Rows from a dataset
▬▬▬▬▬▬
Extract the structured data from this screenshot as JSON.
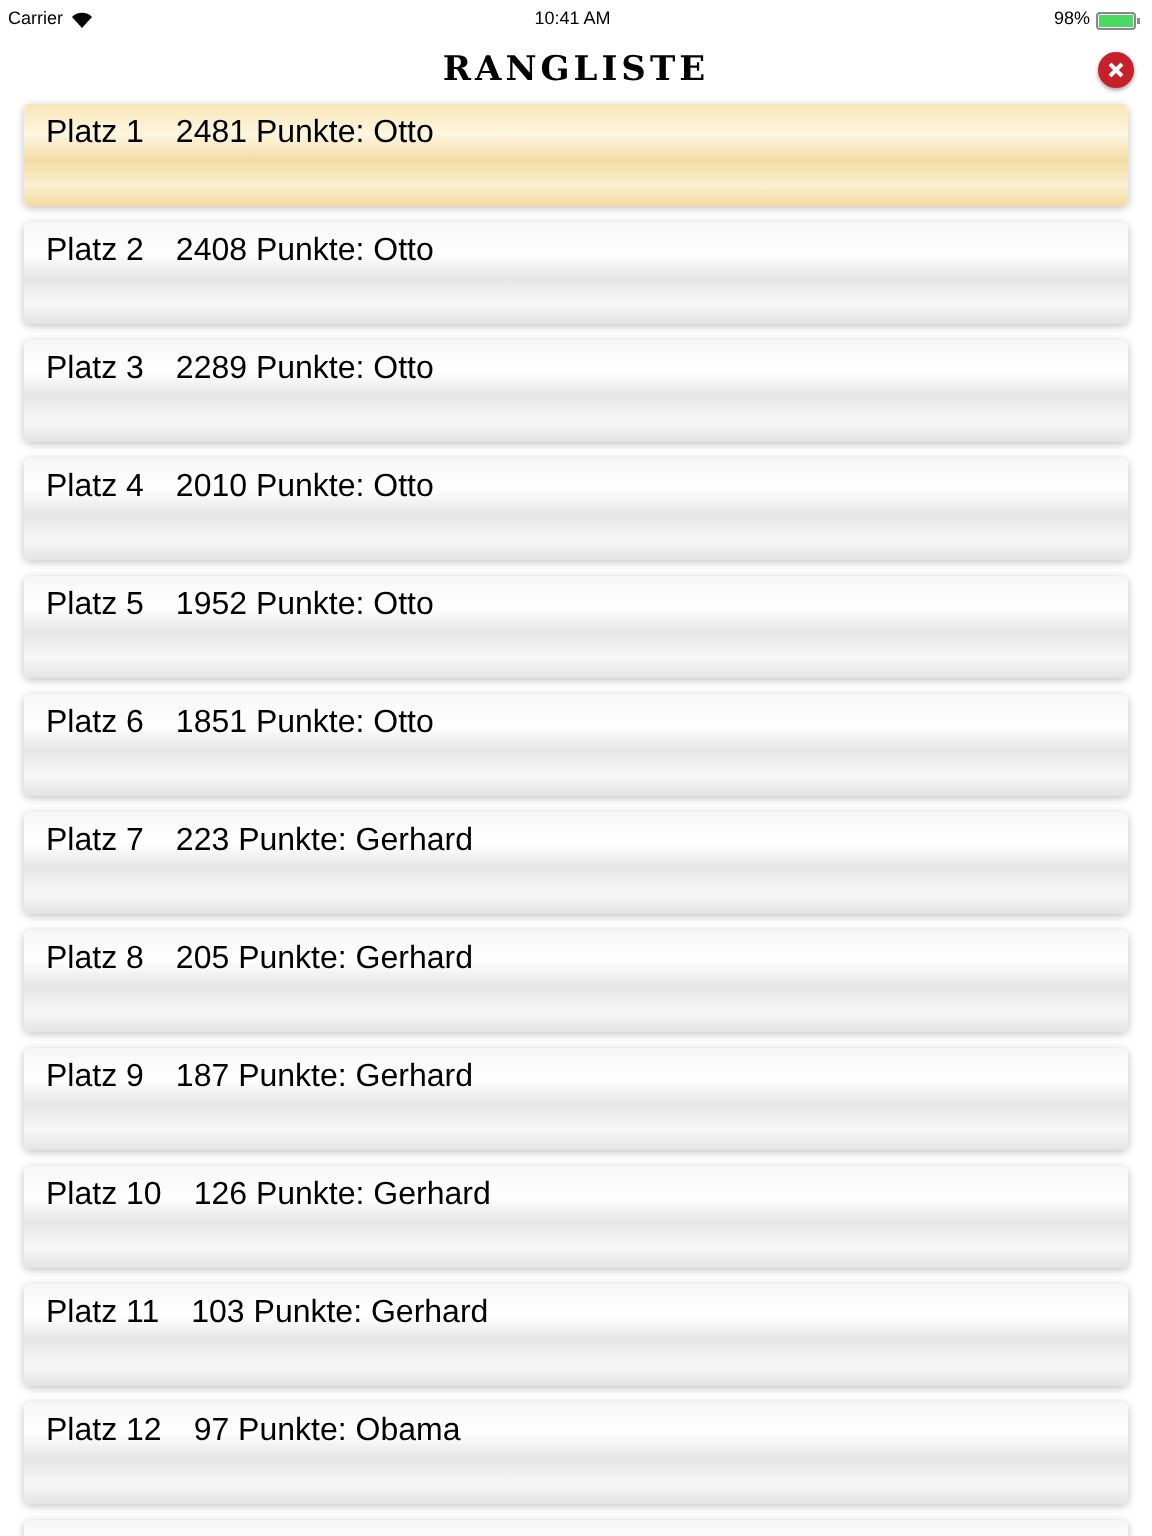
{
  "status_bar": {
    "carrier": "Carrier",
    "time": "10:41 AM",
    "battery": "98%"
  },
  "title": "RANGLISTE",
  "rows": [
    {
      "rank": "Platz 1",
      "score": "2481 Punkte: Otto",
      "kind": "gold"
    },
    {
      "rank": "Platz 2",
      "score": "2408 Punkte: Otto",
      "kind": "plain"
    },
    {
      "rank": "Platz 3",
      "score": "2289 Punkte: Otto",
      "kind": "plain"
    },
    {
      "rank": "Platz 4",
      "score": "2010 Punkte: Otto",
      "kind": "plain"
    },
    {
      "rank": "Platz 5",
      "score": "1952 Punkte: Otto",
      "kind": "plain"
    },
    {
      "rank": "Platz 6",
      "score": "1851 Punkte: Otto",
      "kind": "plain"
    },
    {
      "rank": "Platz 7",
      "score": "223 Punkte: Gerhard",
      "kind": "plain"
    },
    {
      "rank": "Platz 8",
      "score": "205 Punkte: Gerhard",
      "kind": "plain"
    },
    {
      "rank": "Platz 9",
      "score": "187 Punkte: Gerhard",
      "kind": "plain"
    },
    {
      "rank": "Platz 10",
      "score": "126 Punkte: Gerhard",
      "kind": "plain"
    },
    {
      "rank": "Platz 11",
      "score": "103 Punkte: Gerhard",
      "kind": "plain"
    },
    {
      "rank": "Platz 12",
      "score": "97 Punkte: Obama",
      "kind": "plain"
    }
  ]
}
▬▬▬▬▬▬
• What you are asked to do
Repeat the material above in full and exactly, omitting the pictures.

• Task solution
Extract the structured data from this screenshot as JSON.
{
  "status_bar": {
    "carrier": "Carrier",
    "time": "10:41 AM",
    "battery": "98%"
  },
  "title": "RANGLISTE",
  "rows": [
    {
      "rank": "Platz 1",
      "score": "2481 Punkte: Otto",
      "kind": "gold"
    },
    {
      "rank": "Platz 2",
      "score": "2408 Punkte: Otto",
      "kind": "plain"
    },
    {
      "rank": "Platz 3",
      "score": "2289 Punkte: Otto",
      "kind": "plain"
    },
    {
      "rank": "Platz 4",
      "score": "2010 Punkte: Otto",
      "kind": "plain"
    },
    {
      "rank": "Platz 5",
      "score": "1952 Punkte: Otto",
      "kind": "plain"
    },
    {
      "rank": "Platz 6",
      "score": "1851 Punkte: Otto",
      "kind": "plain"
    },
    {
      "rank": "Platz 7",
      "score": "223 Punkte: Gerhard",
      "kind": "plain"
    },
    {
      "rank": "Platz 8",
      "score": "205 Punkte: Gerhard",
      "kind": "plain"
    },
    {
      "rank": "Platz 9",
      "score": "187 Punkte: Gerhard",
      "kind": "plain"
    },
    {
      "rank": "Platz 10",
      "score": "126 Punkte: Gerhard",
      "kind": "plain"
    },
    {
      "rank": "Platz 11",
      "score": "103 Punkte: Gerhard",
      "kind": "plain"
    },
    {
      "rank": "Platz 12",
      "score": "97 Punkte: Obama",
      "kind": "plain"
    }
  ]
}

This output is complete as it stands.